--- Data shown ---

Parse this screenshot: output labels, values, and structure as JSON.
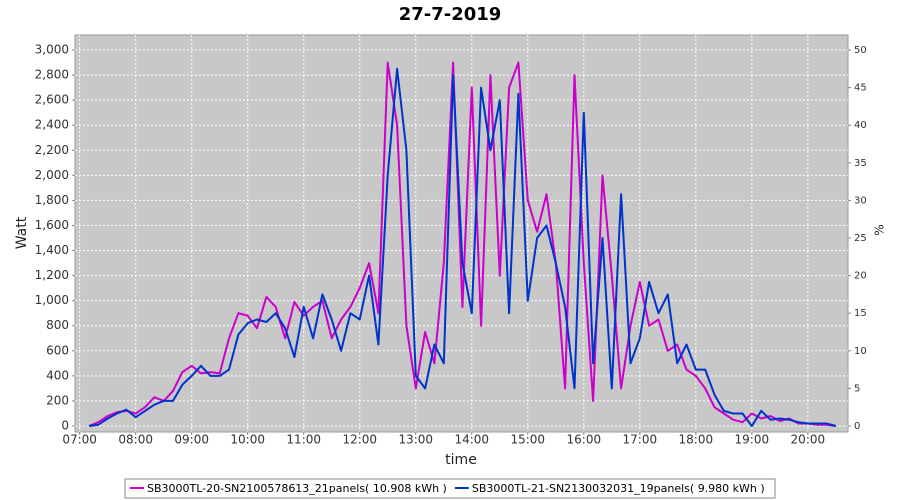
{
  "chart_data": {
    "type": "line",
    "title": "27-7-2019",
    "x_label": "time",
    "y_label": "Watt",
    "y2_label": "%",
    "x": [
      "07:10",
      "07:20",
      "07:30",
      "07:40",
      "07:50",
      "08:00",
      "08:10",
      "08:20",
      "08:30",
      "08:40",
      "08:50",
      "09:00",
      "09:10",
      "09:20",
      "09:30",
      "09:40",
      "09:50",
      "10:00",
      "10:10",
      "10:20",
      "10:30",
      "10:40",
      "10:50",
      "11:00",
      "11:10",
      "11:20",
      "11:30",
      "11:40",
      "11:50",
      "12:00",
      "12:10",
      "12:20",
      "12:30",
      "12:40",
      "12:50",
      "13:00",
      "13:10",
      "13:20",
      "13:30",
      "13:40",
      "13:50",
      "14:00",
      "14:10",
      "14:20",
      "14:30",
      "14:40",
      "14:50",
      "15:00",
      "15:10",
      "15:20",
      "15:30",
      "15:40",
      "15:50",
      "16:00",
      "16:10",
      "16:20",
      "16:30",
      "16:40",
      "16:50",
      "17:00",
      "17:10",
      "17:20",
      "17:30",
      "17:40",
      "17:50",
      "18:00",
      "18:10",
      "18:20",
      "18:30",
      "18:40",
      "18:50",
      "19:00",
      "19:10",
      "19:20",
      "19:30",
      "19:40",
      "19:50",
      "20:00",
      "20:10",
      "20:20",
      "20:30"
    ],
    "series": [
      {
        "name": "SB3000TL-20-SN2100578613_21panels( 10.908 kWh )",
        "color": "#cc00cc",
        "values": [
          0,
          30,
          80,
          110,
          120,
          100,
          150,
          230,
          200,
          280,
          430,
          480,
          420,
          430,
          420,
          700,
          900,
          880,
          780,
          1030,
          950,
          700,
          990,
          880,
          950,
          1000,
          700,
          850,
          950,
          1100,
          1300,
          900,
          2900,
          2400,
          800,
          300,
          750,
          500,
          1300,
          2900,
          950,
          2700,
          800,
          2800,
          1200,
          2700,
          2900,
          1800,
          1550,
          1850,
          1300,
          300,
          2800,
          1300,
          200,
          2000,
          1200,
          300,
          800,
          1150,
          800,
          850,
          600,
          650,
          450,
          400,
          300,
          150,
          100,
          50,
          30,
          100,
          60,
          80,
          40,
          60,
          20,
          20,
          10,
          10,
          0
        ]
      },
      {
        "name": "SB3000TL-21-SN2130032031_19panels( 9.980 kWh )",
        "color": "#0033cc",
        "values": [
          0,
          10,
          60,
          100,
          130,
          70,
          120,
          170,
          200,
          200,
          330,
          400,
          480,
          400,
          400,
          450,
          730,
          820,
          850,
          830,
          900,
          780,
          550,
          950,
          700,
          1050,
          850,
          600,
          900,
          850,
          1200,
          650,
          2000,
          2850,
          2200,
          400,
          300,
          650,
          500,
          2800,
          1300,
          900,
          2700,
          2200,
          2600,
          900,
          2650,
          1000,
          1500,
          1600,
          1300,
          950,
          300,
          2500,
          500,
          1500,
          300,
          1850,
          500,
          700,
          1150,
          900,
          1050,
          500,
          650,
          450,
          450,
          250,
          120,
          100,
          100,
          0,
          120,
          50,
          60,
          50,
          30,
          20,
          20,
          20,
          0
        ]
      }
    ],
    "xlim": [
      "06:55",
      "20:43"
    ],
    "xticks": [
      "07:00",
      "08:00",
      "09:00",
      "10:00",
      "11:00",
      "12:00",
      "13:00",
      "14:00",
      "15:00",
      "16:00",
      "17:00",
      "18:00",
      "19:00",
      "20:00"
    ],
    "ylim": [
      -48,
      3120
    ],
    "yticks": [
      0,
      {
        "value": 200,
        "label": "200"
      },
      {
        "value": 400,
        "label": "400"
      },
      {
        "value": 600,
        "label": "600"
      },
      {
        "value": 800,
        "label": "800"
      },
      {
        "value": 1000,
        "label": "1,000"
      },
      {
        "value": 1200,
        "label": "1,200"
      },
      {
        "value": 1400,
        "label": "1,400"
      },
      {
        "value": 1600,
        "label": "1,600"
      },
      {
        "value": 1800,
        "label": "1,800"
      },
      {
        "value": 2000,
        "label": "2,000"
      },
      {
        "value": 2200,
        "label": "2,200"
      },
      {
        "value": 2400,
        "label": "2,400"
      },
      {
        "value": 2600,
        "label": "2,600"
      },
      {
        "value": 2800,
        "label": "2,800"
      },
      {
        "value": 3000,
        "label": "3,000"
      }
    ],
    "y2lim": [
      -0.8,
      52
    ],
    "y2ticks": [
      0,
      5,
      10,
      15,
      20,
      25,
      30,
      35,
      40,
      45,
      50
    ],
    "grid": true,
    "legend": "bottom"
  }
}
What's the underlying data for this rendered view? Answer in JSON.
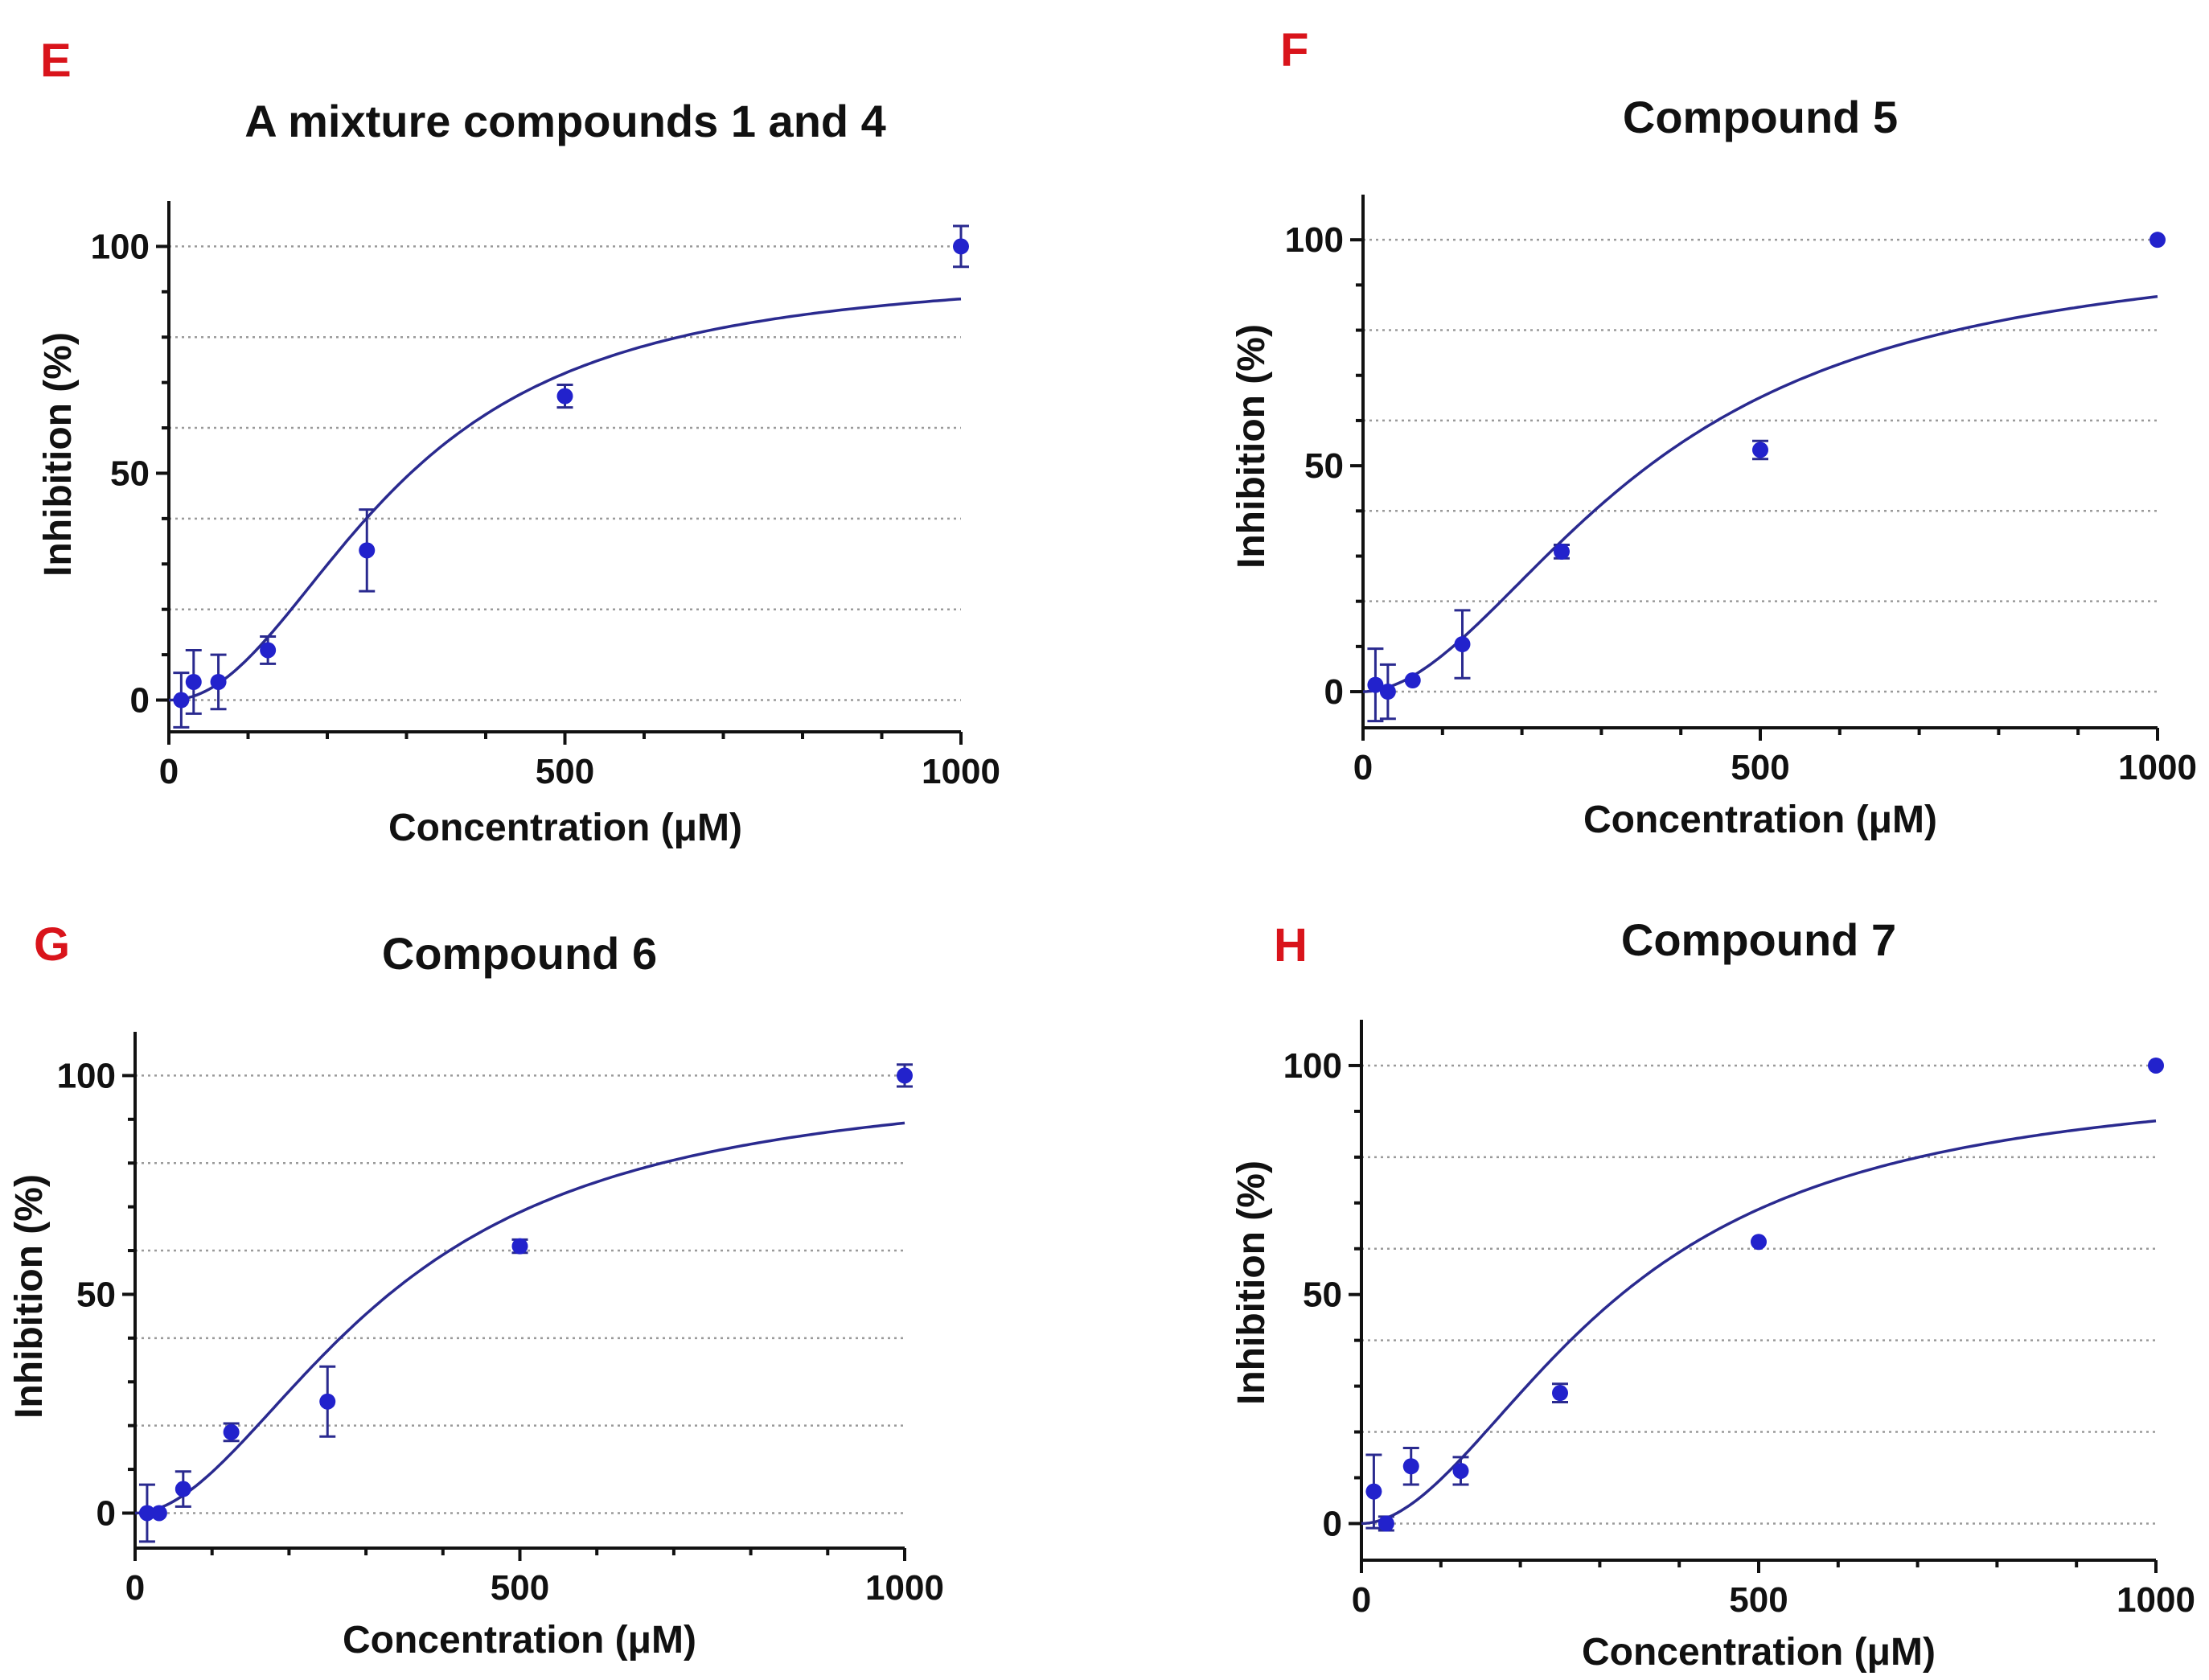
{
  "colors": {
    "letter": "#d9141b",
    "series": "#2222cc",
    "fit": "#2a2a8f",
    "grid": "#9a9a9a",
    "axis": "#111111"
  },
  "chart_data": [
    {
      "panel": "E",
      "type": "scatter",
      "title": "A mixture compounds 1 and 4",
      "xlabel": "Concentration (μM)",
      "ylabel": "Inhibition (%)",
      "xlim": [
        0,
        1000
      ],
      "ylim": [
        -7,
        110
      ],
      "xticks": [
        0,
        500,
        1000
      ],
      "yticks": [
        0,
        50,
        100
      ],
      "grid_y": [
        0,
        20,
        40,
        60,
        80,
        100
      ],
      "fit": {
        "model": "sigmoid",
        "top": 95,
        "ec50": 290,
        "hill": 2.1
      },
      "series": [
        {
          "name": "data",
          "x": [
            15.6,
            31.25,
            62.5,
            125,
            250,
            500,
            1000
          ],
          "y": [
            0,
            4,
            4,
            11,
            33,
            67,
            100
          ],
          "err": [
            6,
            7,
            6,
            3,
            9,
            2.5,
            4.5
          ]
        }
      ]
    },
    {
      "panel": "F",
      "type": "scatter",
      "title": "Compound 5",
      "xlabel": "Concentration (μM)",
      "ylabel": "Inhibition (%)",
      "xlim": [
        0,
        1000
      ],
      "ylim": [
        -8,
        110
      ],
      "xticks": [
        0,
        500,
        1000
      ],
      "yticks": [
        0,
        50,
        100
      ],
      "grid_y": [
        0,
        20,
        40,
        60,
        80,
        100
      ],
      "fit": {
        "model": "sigmoid",
        "top": 100,
        "ec50": 360,
        "hill": 1.9
      },
      "series": [
        {
          "name": "data",
          "x": [
            15.6,
            31.25,
            62.5,
            125,
            250,
            500,
            1000
          ],
          "y": [
            1.5,
            0,
            2.5,
            10.5,
            31,
            53.5,
            100
          ],
          "err": [
            8,
            6,
            0,
            7.5,
            1.5,
            2,
            0
          ]
        }
      ]
    },
    {
      "panel": "G",
      "type": "scatter",
      "title": "Compound 6",
      "xlabel": "Concentration (μM)",
      "ylabel": "Inhibition (%)",
      "xlim": [
        0,
        1000
      ],
      "ylim": [
        -8,
        110
      ],
      "xticks": [
        0,
        500,
        1000
      ],
      "yticks": [
        0,
        50,
        100
      ],
      "grid_y": [
        0,
        20,
        40,
        60,
        80,
        100
      ],
      "fit": {
        "model": "sigmoid",
        "top": 100,
        "ec50": 330,
        "hill": 1.9
      },
      "series": [
        {
          "name": "data",
          "x": [
            15.6,
            31.25,
            62.5,
            125,
            250,
            500,
            1000
          ],
          "y": [
            0,
            0,
            5.5,
            18.5,
            25.5,
            61,
            100
          ],
          "err": [
            6.5,
            0,
            4,
            2,
            8,
            1.5,
            2.5
          ]
        }
      ]
    },
    {
      "panel": "H",
      "type": "scatter",
      "title": "Compound 7",
      "xlabel": "Concentration (μM)",
      "ylabel": "Inhibition (%)",
      "xlim": [
        0,
        1000
      ],
      "ylim": [
        -8,
        110
      ],
      "xticks": [
        0,
        500,
        1000
      ],
      "yticks": [
        0,
        50,
        100
      ],
      "grid_y": [
        0,
        20,
        40,
        60,
        80,
        100
      ],
      "fit": {
        "model": "sigmoid",
        "top": 98,
        "ec50": 320,
        "hill": 1.9
      },
      "series": [
        {
          "name": "data",
          "x": [
            15.6,
            31.25,
            62.5,
            125,
            250,
            500,
            1000
          ],
          "y": [
            7,
            0,
            12.5,
            11.5,
            28.5,
            61.5,
            100
          ],
          "err": [
            8,
            1.5,
            4,
            3,
            2,
            0,
            0
          ]
        }
      ]
    }
  ]
}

---

_Stated goal_
Search the listing for the word "title". Copy every line in which it occurs.

_Solution to this problem_
    "title": "27-7-2019",
      "title": "A mixture compounds 1 and 4",
      "title": "Compound 5",
      "title": "Compound 6",
      "title": "Compound 7",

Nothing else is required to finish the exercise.